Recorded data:
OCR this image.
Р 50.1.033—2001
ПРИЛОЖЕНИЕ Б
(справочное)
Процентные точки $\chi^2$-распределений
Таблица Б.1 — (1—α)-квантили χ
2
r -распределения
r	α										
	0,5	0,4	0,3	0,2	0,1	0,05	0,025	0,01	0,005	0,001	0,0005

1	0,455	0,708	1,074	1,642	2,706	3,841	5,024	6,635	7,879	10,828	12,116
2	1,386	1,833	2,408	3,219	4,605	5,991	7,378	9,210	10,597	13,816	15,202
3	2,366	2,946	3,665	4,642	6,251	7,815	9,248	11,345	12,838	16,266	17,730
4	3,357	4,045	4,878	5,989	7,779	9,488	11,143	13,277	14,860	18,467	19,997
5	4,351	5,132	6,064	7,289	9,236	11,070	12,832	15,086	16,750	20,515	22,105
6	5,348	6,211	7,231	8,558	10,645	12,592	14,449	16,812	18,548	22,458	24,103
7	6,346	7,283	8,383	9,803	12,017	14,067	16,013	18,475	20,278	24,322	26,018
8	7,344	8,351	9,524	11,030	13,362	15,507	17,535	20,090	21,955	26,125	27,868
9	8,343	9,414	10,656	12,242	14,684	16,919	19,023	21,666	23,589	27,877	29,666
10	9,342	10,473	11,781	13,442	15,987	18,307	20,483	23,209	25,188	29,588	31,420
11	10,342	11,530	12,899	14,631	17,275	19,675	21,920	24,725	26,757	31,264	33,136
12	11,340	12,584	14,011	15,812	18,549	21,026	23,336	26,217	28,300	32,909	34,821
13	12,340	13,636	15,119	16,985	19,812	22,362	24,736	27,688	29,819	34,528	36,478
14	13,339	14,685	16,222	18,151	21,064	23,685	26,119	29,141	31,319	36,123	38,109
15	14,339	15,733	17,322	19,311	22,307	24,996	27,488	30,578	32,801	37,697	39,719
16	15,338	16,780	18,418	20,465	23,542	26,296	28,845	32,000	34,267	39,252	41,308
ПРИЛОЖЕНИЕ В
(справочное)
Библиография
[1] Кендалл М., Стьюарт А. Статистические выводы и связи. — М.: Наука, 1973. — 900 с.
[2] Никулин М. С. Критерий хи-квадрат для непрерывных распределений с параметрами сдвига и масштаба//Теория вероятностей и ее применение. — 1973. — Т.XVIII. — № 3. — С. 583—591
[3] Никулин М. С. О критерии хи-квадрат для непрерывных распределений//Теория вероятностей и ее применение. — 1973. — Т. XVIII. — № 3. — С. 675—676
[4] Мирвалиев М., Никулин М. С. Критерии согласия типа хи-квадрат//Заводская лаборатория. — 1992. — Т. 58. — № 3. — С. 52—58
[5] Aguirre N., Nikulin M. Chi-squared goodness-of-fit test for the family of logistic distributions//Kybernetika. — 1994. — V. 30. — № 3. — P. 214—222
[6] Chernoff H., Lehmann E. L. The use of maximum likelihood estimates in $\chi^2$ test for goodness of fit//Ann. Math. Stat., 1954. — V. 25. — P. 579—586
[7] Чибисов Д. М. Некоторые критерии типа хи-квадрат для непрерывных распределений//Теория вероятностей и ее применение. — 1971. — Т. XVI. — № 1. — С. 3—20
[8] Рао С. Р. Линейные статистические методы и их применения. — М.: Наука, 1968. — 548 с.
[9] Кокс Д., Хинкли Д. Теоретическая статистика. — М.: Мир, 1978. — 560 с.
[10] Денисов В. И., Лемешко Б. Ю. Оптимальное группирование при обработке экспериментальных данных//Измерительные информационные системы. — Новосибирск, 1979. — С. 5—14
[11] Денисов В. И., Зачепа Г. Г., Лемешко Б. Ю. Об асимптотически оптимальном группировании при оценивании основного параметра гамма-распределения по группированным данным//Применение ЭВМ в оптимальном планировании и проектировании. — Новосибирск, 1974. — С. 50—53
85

**PROMPT:** Take the entries above and transcribe them exactly.

**EXPECTED ANSWER:**
OCR this image.
Р 50.1.033—2001
ПРИЛОЖЕНИЕ Б
(справочное)
Процентные точки $\chi^2$-распределений
Таблица Б.1 — (1—α)-квантили χ
2
r -распределения
r	α										
	0,5	0,4	0,3	0,2	0,1	0,05	0,025	0,01	0,005	0,001	0,0005

1	0,455	0,708	1,074	1,642	2,706	3,841	5,024	6,635	7,879	10,828	12,116
2	1,386	1,833	2,408	3,219	4,605	5,991	7,378	9,210	10,597	13,816	15,202
3	2,366	2,946	3,665	4,642	6,251	7,815	9,248	11,345	12,838	16,266	17,730
4	3,357	4,045	4,878	5,989	7,779	9,488	11,143	13,277	14,860	18,467	19,997
5	4,351	5,132	6,064	7,289	9,236	11,070	12,832	15,086	16,750	20,515	22,105
6	5,348	6,211	7,231	8,558	10,645	12,592	14,449	16,812	18,548	22,458	24,103
7	6,346	7,283	8,383	9,803	12,017	14,067	16,013	18,475	20,278	24,322	26,018
8	7,344	8,351	9,524	11,030	13,362	15,507	17,535	20,090	21,955	26,125	27,868
9	8,343	9,414	10,656	12,242	14,684	16,919	19,023	21,666	23,589	27,877	29,666
10	9,342	10,473	11,781	13,442	15,987	18,307	20,483	23,209	25,188	29,588	31,420
11	10,342	11,530	12,899	14,631	17,275	19,675	21,920	24,725	26,757	31,264	33,136
12	11,340	12,584	14,011	15,812	18,549	21,026	23,336	26,217	28,300	32,909	34,821
13	12,340	13,636	15,119	16,985	19,812	22,362	24,736	27,688	29,819	34,528	36,478
14	13,339	14,685	16,222	18,151	21,064	23,685	26,119	29,141	31,319	36,123	38,109
15	14,339	15,733	17,322	19,311	22,307	24,996	27,488	30,578	32,801	37,697	39,719
16	15,338	16,780	18,418	20,465	23,542	26,296	28,845	32,000	34,267	39,252	41,308
ПРИЛОЖЕНИЕ В
(справочное)
Библиография
[1] Кендалл М., Стьюарт А. Статистические выводы и связи. — М.: Наука, 1973. — 900 с.
[2] Никулин М. С. Критерий хи-квадрат для непрерывных распределений с параметрами сдвига и масштаба//Теория вероятностей и ее применение. — 1973. — Т.XVIII. — № 3. — С. 583—591
[3] Никулин М. С. О критерии хи-квадрат для непрерывных распределений//Теория вероятностей и ее применение. — 1973. — Т. XVIII. — № 3. — С. 675—676
[4] Мирвалиев М., Никулин М. С. Критерии согласия типа хи-квадрат//Заводская лаборатория. — 1992. — Т. 58. — № 3. — С. 52—58
[5] Aguirre N., Nikulin M. Chi-squared goodness-of-fit test for the family of logistic distributions//Kybernetika. — 1994. — V. 30. — № 3. — P. 214—222
[6] Chernoff H., Lehmann E. L. The use of maximum likelihood estimates in $\chi^2$ test for goodness of fit//Ann. Math. Stat., 1954. — V. 25. — P. 579—586
[7] Чибисов Д. М. Некоторые критерии типа хи-квадрат для непрерывных распределений//Теория вероятностей и ее применение. — 1971. — Т. XVI. — № 1. — С. 3—20
[8] Рао С. Р. Линейные статистические методы и их применения. — М.: Наука, 1968. — 548 с.
[9] Кокс Д., Хинкли Д. Теоретическая статистика. — М.: Мир, 1978. — 560 с.
[10] Денисов В. И., Лемешко Б. Ю. Оптимальное группирование при обработке экспериментальных данных//Измерительные информационные системы. — Новосибирск, 1979. — С. 5—14
[11] Денисов В. И., Зачепа Г. Г., Лемешко Б. Ю. Об асимптотически оптимальном группировании при оценивании основного параметра гамма-распределения по группированным данным//Применение ЭВМ в оптимальном планировании и проектировании. — Новосибирск, 1974. — С. 50—53
85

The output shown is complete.